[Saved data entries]
· · · ·

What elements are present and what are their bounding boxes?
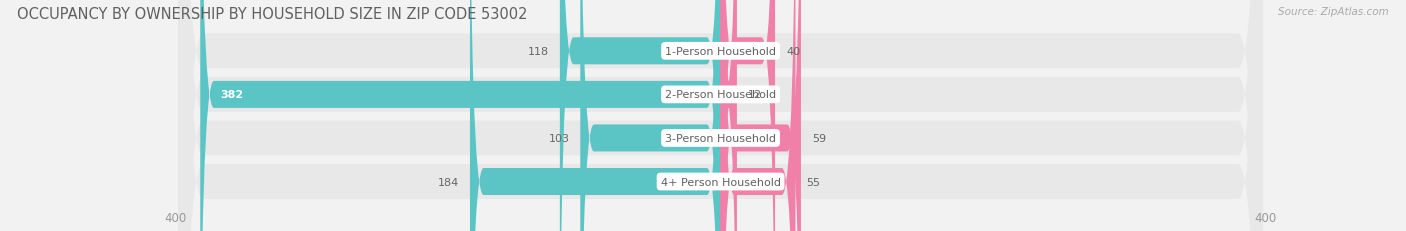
- Text: 40: 40: [786, 47, 800, 57]
- Text: Source: ZipAtlas.com: Source: ZipAtlas.com: [1278, 7, 1389, 17]
- Text: 3-Person Household: 3-Person Household: [665, 133, 776, 143]
- Text: OCCUPANCY BY OWNERSHIP BY HOUSEHOLD SIZE IN ZIP CODE 53002: OCCUPANCY BY OWNERSHIP BY HOUSEHOLD SIZE…: [17, 7, 527, 22]
- FancyBboxPatch shape: [721, 0, 737, 231]
- FancyBboxPatch shape: [179, 0, 1263, 231]
- FancyBboxPatch shape: [721, 0, 775, 231]
- FancyBboxPatch shape: [721, 0, 801, 231]
- FancyBboxPatch shape: [179, 0, 1263, 231]
- Text: 12: 12: [748, 90, 762, 100]
- FancyBboxPatch shape: [560, 0, 721, 231]
- Text: 382: 382: [221, 90, 243, 100]
- FancyBboxPatch shape: [721, 0, 796, 231]
- Text: 4+ Person Household: 4+ Person Household: [661, 177, 780, 187]
- Text: 2-Person Household: 2-Person Household: [665, 90, 776, 100]
- FancyBboxPatch shape: [200, 0, 721, 231]
- FancyBboxPatch shape: [179, 0, 1263, 231]
- FancyBboxPatch shape: [179, 0, 1263, 231]
- Text: 1-Person Household: 1-Person Household: [665, 47, 776, 57]
- Text: 118: 118: [527, 47, 548, 57]
- Text: 55: 55: [807, 177, 820, 187]
- Text: 184: 184: [437, 177, 458, 187]
- Text: 59: 59: [811, 133, 825, 143]
- FancyBboxPatch shape: [581, 0, 721, 231]
- FancyBboxPatch shape: [470, 0, 721, 231]
- Text: 103: 103: [548, 133, 569, 143]
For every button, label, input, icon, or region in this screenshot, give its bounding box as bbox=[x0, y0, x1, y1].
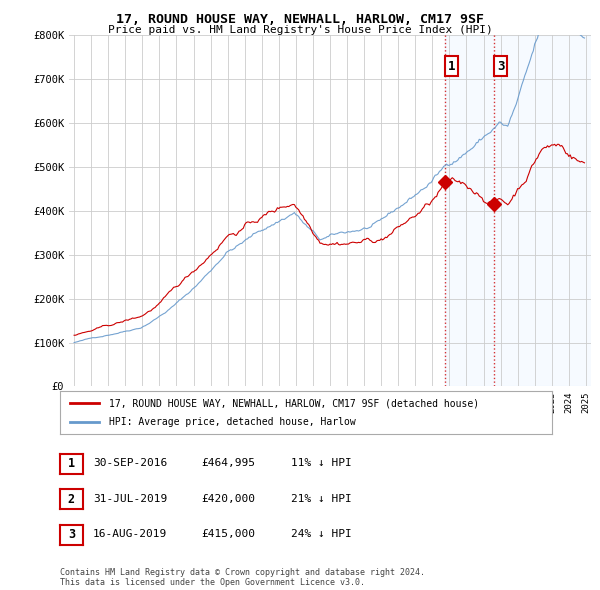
Bar bbox=[445, 35, 600, 386]
Text: 1: 1 bbox=[448, 60, 455, 73]
Text: Contains HM Land Registry data © Crown copyright and database right 2024.
This d: Contains HM Land Registry data © Crown c… bbox=[60, 568, 425, 587]
Text: Price paid vs. HM Land Registry's House Price Index (HPI): Price paid vs. HM Land Registry's House … bbox=[107, 25, 493, 35]
Text: 2: 2 bbox=[68, 493, 75, 506]
Text: 16-AUG-2019: 16-AUG-2019 bbox=[93, 529, 167, 539]
Text: HPI: Average price, detached house, Harlow: HPI: Average price, detached house, Harl… bbox=[109, 417, 356, 427]
Text: £464,995: £464,995 bbox=[201, 458, 255, 468]
Text: 17, ROUND HOUSE WAY, NEWHALL, HARLOW, CM17 9SF (detached house): 17, ROUND HOUSE WAY, NEWHALL, HARLOW, CM… bbox=[109, 398, 479, 408]
Text: 1: 1 bbox=[68, 457, 75, 470]
Text: 30-SEP-2016: 30-SEP-2016 bbox=[93, 458, 167, 468]
Text: 17, ROUND HOUSE WAY, NEWHALL, HARLOW, CM17 9SF: 17, ROUND HOUSE WAY, NEWHALL, HARLOW, CM… bbox=[116, 13, 484, 26]
Text: £420,000: £420,000 bbox=[201, 494, 255, 503]
Text: 3: 3 bbox=[68, 528, 75, 541]
Text: £415,000: £415,000 bbox=[201, 529, 255, 539]
Text: 3: 3 bbox=[497, 60, 504, 73]
Text: 31-JUL-2019: 31-JUL-2019 bbox=[93, 494, 167, 503]
Text: 24% ↓ HPI: 24% ↓ HPI bbox=[291, 529, 352, 539]
Text: 11% ↓ HPI: 11% ↓ HPI bbox=[291, 458, 352, 468]
Text: 21% ↓ HPI: 21% ↓ HPI bbox=[291, 494, 352, 503]
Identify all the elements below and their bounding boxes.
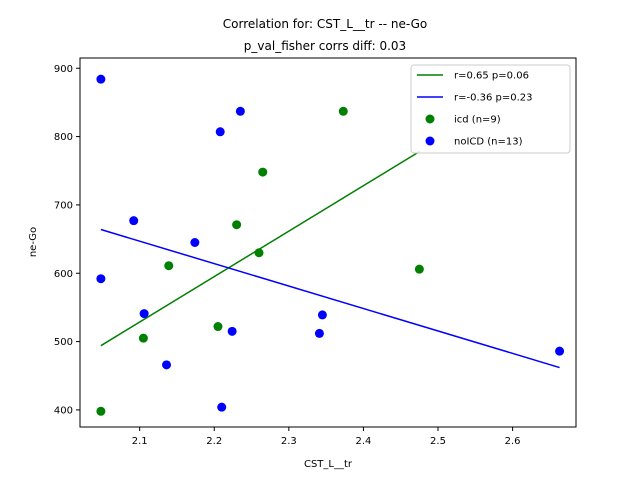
- data-point-s1-9: [235, 106, 245, 116]
- data-point-s1-3: [139, 309, 149, 319]
- legend-label-2: icd (n=9): [454, 115, 501, 126]
- data-point-s1-8: [227, 326, 237, 336]
- y-tick-label-1: 500: [54, 337, 73, 348]
- legend-label-1: r=-0.36 p=0.23: [454, 93, 533, 104]
- data-point-s1-2: [129, 216, 139, 226]
- data-point-s0-4: [232, 220, 242, 230]
- data-point-s0-8: [414, 264, 424, 274]
- data-point-s1-6: [215, 127, 225, 137]
- data-point-s1-7: [217, 402, 227, 412]
- y-tick-label-3: 700: [54, 200, 73, 211]
- chart-subtitle: p_val_fisher corrs diff: 0.03: [244, 39, 406, 53]
- x-tick-label-2: 2.3: [281, 436, 297, 447]
- x-tick-label-3: 2.4: [355, 436, 371, 447]
- legend-label-0: r=0.65 p=0.06: [454, 71, 529, 82]
- legend-label-3: noICD (n=13): [454, 137, 523, 148]
- data-point-s0-6: [258, 167, 268, 177]
- y-tick-label-5: 900: [54, 64, 73, 75]
- x-axis-label: CST_L__tr: [304, 459, 353, 470]
- fit-line-1: [100, 228, 560, 369]
- data-point-s0-0: [96, 406, 106, 416]
- x-tick-label-0: 2.1: [132, 436, 148, 447]
- data-points: [96, 74, 565, 416]
- data-point-s1-4: [162, 360, 172, 370]
- data-point-s0-7: [338, 106, 348, 116]
- data-point-s1-1: [96, 274, 106, 284]
- x-tick-label-4: 2.5: [430, 436, 446, 447]
- y-axis-label: ne-Go: [28, 227, 39, 257]
- legend-marker-3: [425, 136, 435, 146]
- data-point-s0-5: [254, 248, 264, 258]
- legend-marker-2: [425, 114, 435, 124]
- legend: r=0.65 p=0.06 r=-0.36 p=0.23 icd (n=9) noIC…: [410, 64, 571, 154]
- chart-title: Correlation for: CST_L__tr -- ne-Go: [223, 17, 427, 31]
- y-axis-ticks: 400 500 600 700 800 900: [54, 64, 80, 416]
- plot-area-frame: [79, 57, 577, 428]
- legend-frame: [410, 64, 571, 154]
- y-tick-label-4: 800: [54, 132, 73, 143]
- data-point-s0-2: [164, 261, 174, 271]
- data-point-s1-10: [314, 328, 324, 338]
- data-point-s1-5: [190, 238, 200, 247]
- data-point-s0-1: [138, 333, 148, 343]
- data-point-s0-3: [213, 322, 223, 332]
- y-tick-label-2: 600: [54, 269, 73, 280]
- data-point-s1-11: [317, 310, 327, 320]
- x-tick-label-5: 2.6: [505, 436, 521, 447]
- data-point-s1-12: [555, 346, 565, 356]
- x-axis-ticks: 2.1 2.2 2.3 2.4 2.5 2.6: [132, 427, 521, 447]
- y-tick-label-0: 400: [54, 405, 73, 416]
- data-point-s1-0: [96, 74, 106, 84]
- x-tick-label-1: 2.2: [206, 436, 222, 447]
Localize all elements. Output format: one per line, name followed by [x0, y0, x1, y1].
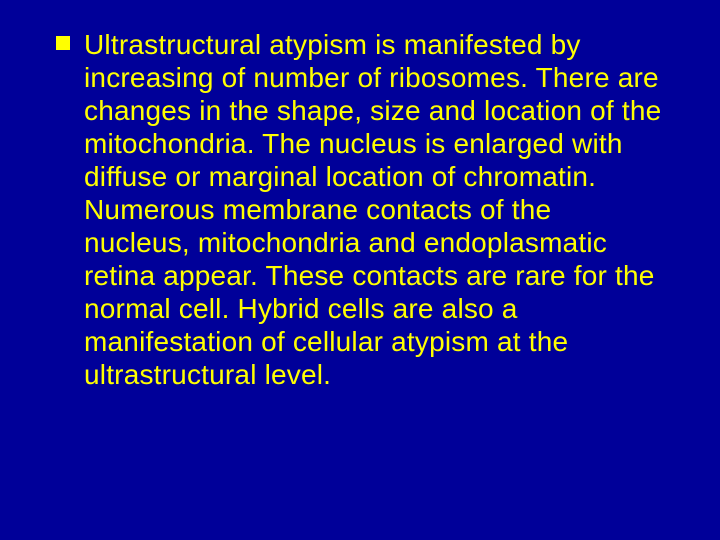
slide: Ultrastructural atypism is manifested by…: [0, 0, 720, 540]
bullet-text: Ultrastructural atypism is manifested by…: [84, 28, 664, 391]
bullet-item: Ultrastructural atypism is manifested by…: [56, 28, 664, 391]
bullet-square-icon: [56, 36, 70, 50]
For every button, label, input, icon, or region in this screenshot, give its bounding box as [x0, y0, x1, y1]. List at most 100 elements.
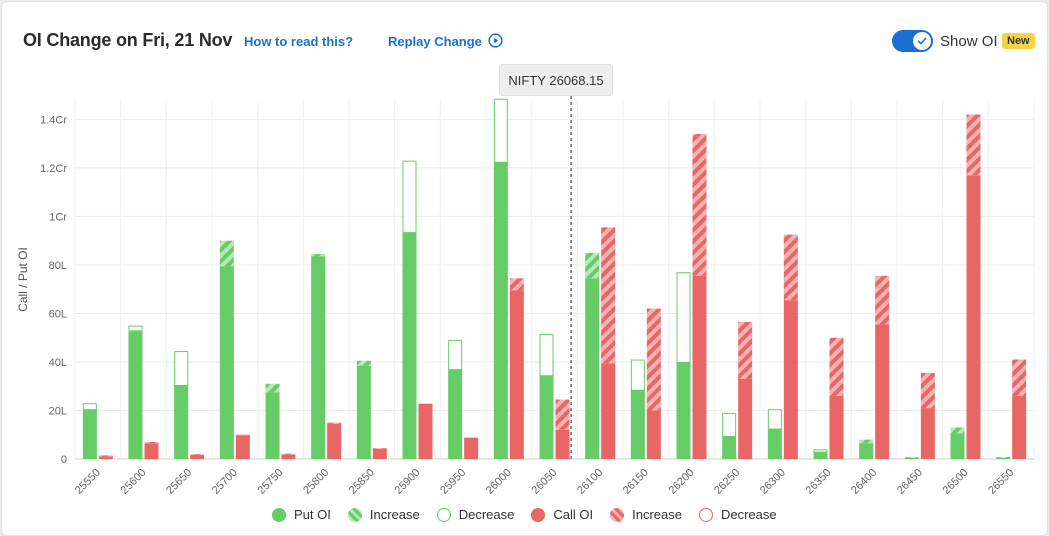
- legend-label: Put OI: [294, 507, 331, 522]
- legend-swatch: [531, 507, 546, 522]
- x-tick-label: 25700: [210, 467, 240, 497]
- call-increase-bar: [372, 448, 387, 449]
- call-increase-bar: [829, 337, 844, 396]
- call-oi-bar: [555, 429, 570, 459]
- legend-item[interactable]: Call OI: [531, 507, 593, 522]
- x-tick-label: 25650: [164, 467, 194, 497]
- call-oi-bar: [601, 363, 616, 459]
- call-oi-bar: [509, 290, 524, 459]
- call-increase-bar: [738, 321, 753, 379]
- show-oi-toggle[interactable]: [892, 30, 933, 52]
- x-tick-label: 26400: [849, 467, 879, 497]
- x-tick-label: 25600: [119, 467, 149, 497]
- legend-swatch: [698, 507, 713, 522]
- call-increase-bar: [281, 453, 296, 455]
- put-increase-bar: [859, 439, 874, 444]
- x-tick-label: 26050: [530, 467, 560, 497]
- x-tick-label: 26100: [575, 467, 605, 497]
- put-oi-bar: [219, 266, 234, 459]
- call-oi-bar: [875, 324, 890, 459]
- check-icon: [917, 37, 927, 45]
- legend-item[interactable]: Put OI: [272, 507, 331, 522]
- spot-price-tooltip: NIFTY 26068.15: [499, 64, 613, 96]
- put-oi-bar: [539, 375, 554, 459]
- put-oi-bar: [585, 278, 600, 459]
- legend-label: Increase: [369, 507, 420, 522]
- put-increase-bar: [585, 252, 600, 279]
- call-oi-bar: [920, 408, 935, 459]
- y-tick-label: 80L: [49, 260, 67, 272]
- y-tick-label: 1Cr: [49, 211, 67, 223]
- call-oi-bar: [235, 435, 250, 459]
- x-tick-label: 26300: [758, 467, 788, 497]
- call-increase-bar: [966, 114, 981, 176]
- call-oi-bar: [1012, 395, 1027, 459]
- put-oi-bar: [82, 409, 97, 459]
- chart-legend: Put OI Increase Decrease Call OI Increase Dec…: [272, 507, 794, 522]
- call-increase-bar: [1012, 359, 1027, 396]
- page-title: OI Change on Fri, 21 Nov: [23, 30, 233, 50]
- put-decrease-bar: [128, 325, 143, 332]
- x-tick-label: 25850: [347, 467, 377, 497]
- put-increase-bar: [950, 427, 965, 434]
- how-to-read-link[interactable]: How to read this?: [244, 34, 354, 49]
- x-tick-label: 25950: [438, 467, 468, 497]
- legend-item[interactable]: Increase: [347, 507, 420, 522]
- call-oi-bar: [646, 410, 661, 459]
- call-oi-bar: [829, 395, 844, 459]
- x-tick-label: 26200: [667, 467, 697, 497]
- legend-swatch: [436, 507, 451, 522]
- y-tick-label: 0: [61, 454, 67, 466]
- call-oi-bar: [327, 423, 342, 459]
- show-oi-label: Show OI: [940, 33, 998, 50]
- replay-change-link[interactable]: Replay Change: [388, 34, 482, 49]
- call-oi-bar: [783, 300, 798, 459]
- put-decrease-bar: [676, 272, 691, 363]
- x-tick-label: 25550: [73, 467, 103, 497]
- call-increase-bar: [555, 399, 570, 430]
- put-oi-bar: [311, 256, 326, 459]
- legend-label: Decrease: [458, 507, 515, 522]
- x-tick-label: 26000: [484, 467, 514, 497]
- put-increase-bar: [265, 383, 280, 393]
- put-oi-bar: [904, 457, 919, 459]
- put-decrease-bar: [493, 98, 508, 163]
- y-tick-label: 1.2Cr: [40, 163, 67, 175]
- call-increase-bar: [875, 275, 890, 325]
- call-oi-bar: [144, 443, 159, 459]
- put-decrease-bar: [174, 351, 189, 387]
- put-decrease-bar: [722, 412, 737, 437]
- put-decrease-bar: [767, 409, 782, 430]
- legend-item[interactable]: Increase: [610, 507, 682, 522]
- y-tick-label: 1.4Cr: [40, 114, 67, 126]
- call-increase-bar: [692, 133, 707, 276]
- call-increase-bar: [920, 372, 935, 409]
- play-circle-icon[interactable]: [488, 33, 503, 48]
- put-oi-bar: [448, 369, 463, 459]
- legend-item[interactable]: Decrease: [698, 507, 777, 522]
- x-tick-label: 26350: [804, 467, 834, 497]
- put-increase-bar: [219, 240, 234, 267]
- call-increase-bar: [327, 422, 342, 424]
- oi-bar-chart: 0 20L 40L 60L 80L 1Cr 1.2Cr 1.4Cr Call / Put OI 2…: [16, 96, 1035, 497]
- x-tick-label: 26150: [621, 467, 651, 497]
- put-oi-bar: [813, 451, 828, 459]
- call-increase-bar: [98, 455, 113, 457]
- put-decrease-bar: [539, 334, 554, 377]
- x-tick-label: 26450: [895, 467, 925, 497]
- spot-price-text: NIFTY 26068.15: [508, 72, 604, 88]
- call-oi-bar: [738, 378, 753, 459]
- put-oi-bar: [356, 365, 371, 459]
- call-increase-bar: [646, 308, 661, 411]
- call-increase-bar: [509, 278, 524, 291]
- call-oi-bar: [464, 437, 479, 459]
- legend-item[interactable]: Decrease: [436, 507, 515, 522]
- put-increase-bar: [996, 457, 1011, 459]
- x-tick-label: 25900: [393, 467, 423, 497]
- put-oi-bar: [174, 385, 189, 459]
- x-tick-label: 26500: [941, 467, 971, 497]
- call-oi-bar: [190, 454, 205, 459]
- call-oi-bar: [281, 454, 296, 459]
- put-decrease-bar: [402, 160, 417, 234]
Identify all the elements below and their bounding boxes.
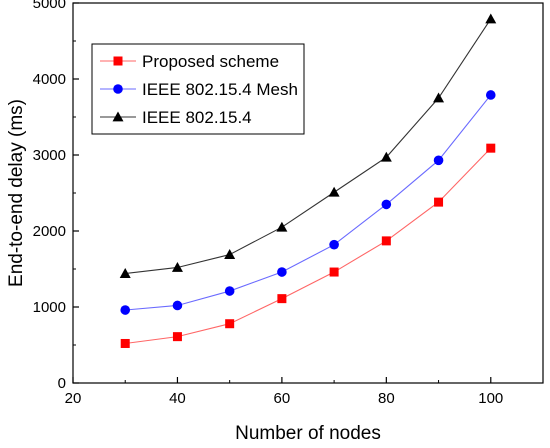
legend-items: Proposed scheme IEEE 802.15.4 Mesh IEEE 80… [100, 52, 298, 127]
data-point [485, 13, 497, 24]
x-tick-label: 40 [169, 390, 186, 407]
data-point [433, 92, 445, 103]
series-line [125, 147, 492, 345]
legend-item-1: Proposed scheme [100, 52, 279, 71]
y-tick-label: 5000 [33, 0, 66, 12]
data-point [119, 268, 131, 278]
x-tick-label: 100 [478, 390, 503, 407]
x-axis-title: Number of nodes [235, 423, 381, 444]
x-tick-label: 60 [274, 390, 291, 407]
legend-label: Proposed scheme [142, 52, 279, 71]
data-point [120, 305, 131, 315]
series-line [125, 94, 492, 311]
data-point [381, 236, 391, 246]
series-layer [119, 13, 497, 348]
series-1 [120, 143, 496, 348]
data-point [224, 249, 236, 259]
data-point [224, 286, 235, 296]
data-point [329, 267, 339, 277]
data-point [329, 239, 339, 250]
legend-item-2: IEEE 802.15.4 Mesh [100, 80, 298, 99]
x-tick-label: 20 [65, 390, 82, 407]
x-axis: 20 40 60 80 100 [65, 377, 503, 407]
data-point [172, 332, 182, 342]
legend: Proposed scheme IEEE 802.15.4 Mesh IEEE 80… [91, 43, 305, 135]
y-tick-label: 3000 [33, 147, 66, 164]
legend-marker [113, 56, 123, 66]
data-point [433, 155, 444, 166]
legend-marker [112, 111, 124, 122]
series-3 [119, 13, 497, 278]
series-line [125, 18, 492, 275]
legend-label: IEEE 802.15.4 [142, 108, 252, 127]
y-tick-label: 0 [58, 375, 66, 392]
data-point [171, 261, 183, 272]
data-point [434, 197, 444, 207]
data-point [276, 221, 288, 232]
y-axis-title: End-to-end delay (ms) [6, 99, 27, 287]
y-tick-label: 1000 [33, 299, 66, 316]
legend-item-3: IEEE 802.15.4 [100, 108, 252, 127]
data-point [381, 199, 392, 210]
legend-label: IEEE 802.15.4 Mesh [142, 80, 298, 99]
legend-marker [113, 84, 123, 94]
data-point [277, 294, 287, 304]
y-axis: 0 1000 2000 3000 4000 5000 [33, 0, 79, 392]
data-point [277, 267, 287, 277]
y-tick-label: 4000 [33, 71, 66, 88]
data-point [328, 186, 340, 197]
data-point [172, 300, 183, 311]
y-tick-label: 2000 [33, 223, 66, 240]
data-point [120, 338, 130, 348]
data-point [225, 319, 235, 329]
data-point [485, 90, 496, 100]
x-tick-label: 80 [378, 390, 395, 407]
series-2 [120, 90, 496, 315]
data-point [486, 143, 496, 153]
data-point [380, 151, 392, 162]
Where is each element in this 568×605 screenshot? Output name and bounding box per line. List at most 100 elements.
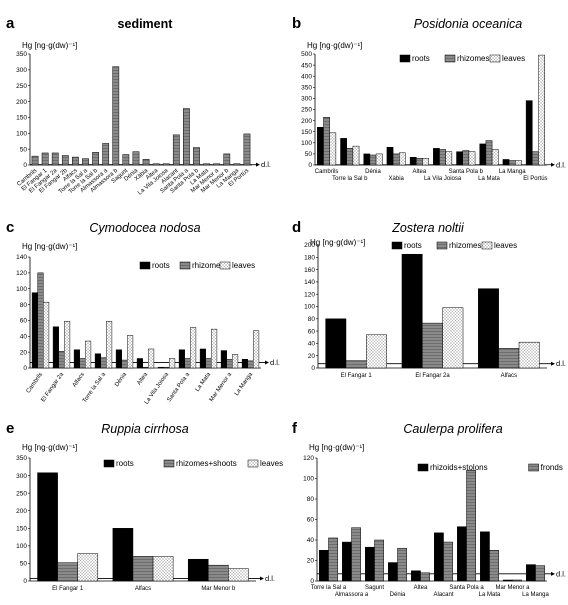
category-label: La Vila Joiosa — [424, 176, 462, 182]
detection-limit-arrow — [260, 576, 264, 581]
bar — [456, 151, 463, 166]
category-label: El Fangar 2a — [415, 373, 450, 379]
legend-swatch — [163, 459, 175, 468]
bar — [223, 153, 231, 166]
panel-title: sediment — [118, 17, 174, 31]
bar — [480, 531, 490, 582]
bar — [351, 527, 361, 582]
bar — [58, 351, 65, 369]
legend-swatch — [436, 241, 448, 250]
legend-label: rhizoids+stolons — [430, 463, 488, 472]
bar — [142, 159, 150, 166]
legend-swatch — [219, 261, 231, 270]
bar — [433, 148, 440, 166]
bar — [79, 358, 86, 369]
bar — [127, 335, 134, 369]
y-axis-label: Hg [ng·g(dw)⁻¹] — [309, 443, 364, 452]
bar — [94, 353, 101, 369]
bar — [352, 145, 360, 166]
y-tick-label: 60 — [307, 517, 315, 524]
y-axis-label: Hg [ng·g(dw)⁻¹] — [22, 242, 77, 251]
bar — [43, 301, 50, 369]
y-tick-label: 450 — [301, 62, 312, 69]
detection-limit-arrow — [551, 361, 555, 366]
bar — [445, 151, 453, 166]
panel-title: Caulerpa prolifera — [403, 422, 502, 436]
bar — [328, 537, 338, 582]
bar — [329, 132, 337, 166]
y-tick-label: 50 — [20, 561, 28, 568]
bar — [102, 143, 110, 166]
category-label: Sagunt — [365, 585, 384, 591]
bar — [462, 150, 470, 166]
bar — [132, 151, 140, 166]
bar — [152, 556, 174, 582]
bar — [457, 526, 467, 582]
legend-label: roots — [116, 459, 134, 468]
detection-limit-arrow — [265, 360, 269, 365]
bar — [340, 138, 347, 166]
y-tick-label: 250 — [16, 83, 27, 90]
y-tick-label: 120 — [16, 270, 27, 277]
category-label: Alfacs — [501, 373, 517, 379]
bar — [317, 127, 324, 166]
bar — [190, 327, 197, 369]
legend-label: leaves — [232, 261, 255, 270]
y-tick-label: 250 — [301, 107, 312, 114]
category-label: Alacant — [433, 592, 453, 598]
y-tick-label: 100 — [303, 476, 314, 483]
category-label: El Portús — [523, 176, 547, 182]
bar — [203, 163, 210, 166]
bar — [518, 341, 540, 369]
bar — [468, 151, 476, 166]
y-tick-label: 120 — [304, 291, 315, 298]
bar — [243, 133, 251, 166]
category-label: Dénia — [390, 592, 406, 598]
legend-swatch — [247, 459, 259, 468]
panel-letter: a — [6, 15, 15, 32]
category-label: Altea — [413, 169, 427, 175]
panel-title: Zostera noltii — [391, 221, 465, 235]
legend-swatch — [489, 54, 501, 63]
panel-a: a sediment Hg [ng·g(dw)⁻¹] 0 50 100 150 200 250 3… — [6, 15, 271, 196]
detection-limit-label: d.l. — [270, 358, 280, 367]
y-tick-label: 20 — [308, 353, 316, 360]
bar — [532, 151, 539, 166]
y-tick-label: 200 — [16, 99, 27, 106]
bar — [422, 322, 443, 369]
bar — [442, 307, 464, 369]
bar — [411, 570, 421, 582]
bar — [363, 153, 371, 166]
bar — [184, 358, 191, 369]
bar — [538, 54, 545, 166]
y-tick-label: 80 — [307, 496, 315, 503]
bar — [61, 155, 69, 166]
detection-limit-label: d.l. — [556, 569, 566, 578]
bar — [52, 326, 59, 369]
bar — [31, 292, 38, 369]
bar — [439, 149, 446, 166]
bar — [535, 565, 545, 582]
bar — [325, 318, 347, 369]
bar — [342, 541, 352, 582]
y-tick-label: 100 — [16, 286, 27, 293]
y-tick-label: 150 — [16, 525, 27, 532]
category-label: Almassora a — [335, 592, 369, 598]
y-tick-label: 200 — [16, 508, 27, 515]
bar — [253, 330, 260, 369]
panel-f: f Caulerpa prolifera Hg [ng·g(dw)⁻¹] 0 20 40 6… — [292, 420, 566, 598]
bar — [115, 349, 122, 369]
y-axis-label: Hg [ng·g(dw)⁻¹] — [310, 238, 365, 247]
category-label: Mar Menor a — [495, 585, 530, 591]
y-tick-label: 100 — [16, 543, 27, 550]
bar — [323, 117, 330, 166]
bar — [226, 359, 233, 369]
bar — [37, 272, 44, 369]
y-tick-label: 50 — [305, 151, 313, 158]
y-tick-label: 100 — [304, 304, 315, 311]
bar — [388, 562, 398, 582]
legend-label: roots — [152, 261, 170, 270]
bar — [72, 156, 79, 166]
y-tick-label: 300 — [16, 67, 27, 74]
legend-swatch — [139, 261, 151, 270]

· · · ·

→ Directions
Please write out the rows starting with the line with "Bar bbox=[445, 35, 600, 386]" and going on through the line with "Text: £420,000: £420,000", substituting "Sale price" for "Price paid" and leaving everything else unchanged.

→ Correct result
Bar bbox=[445, 35, 600, 386]
Text: 1: 1 bbox=[448, 60, 455, 73]
Text: Contains HM Land Registry data © Crown copyright and database right 2024.
This d: Contains HM Land Registry data © Crown c… bbox=[60, 568, 425, 587]
Text: Sale price vs. HM Land Registry's House Price Index (HPI): Sale price vs. HM Land Registry's House … bbox=[107, 25, 493, 35]
Text: 2: 2 bbox=[68, 493, 75, 506]
Text: 16-AUG-2019: 16-AUG-2019 bbox=[93, 529, 167, 539]
Text: HPI: Average price, detached house, Harlow: HPI: Average price, detached house, Harl… bbox=[109, 417, 356, 427]
Text: £464,995: £464,995 bbox=[201, 458, 255, 468]
Text: 17, ROUND HOUSE WAY, NEWHALL, HARLOW, CM17 9SF (detached house): 17, ROUND HOUSE WAY, NEWHALL, HARLOW, CM… bbox=[109, 398, 479, 408]
Text: 1: 1 bbox=[68, 457, 75, 470]
Text: 30-SEP-2016: 30-SEP-2016 bbox=[93, 458, 167, 468]
Text: 17, ROUND HOUSE WAY, NEWHALL, HARLOW, CM17 9SF: 17, ROUND HOUSE WAY, NEWHALL, HARLOW, CM… bbox=[116, 13, 484, 26]
Text: £420,000: £420,000 bbox=[201, 494, 255, 503]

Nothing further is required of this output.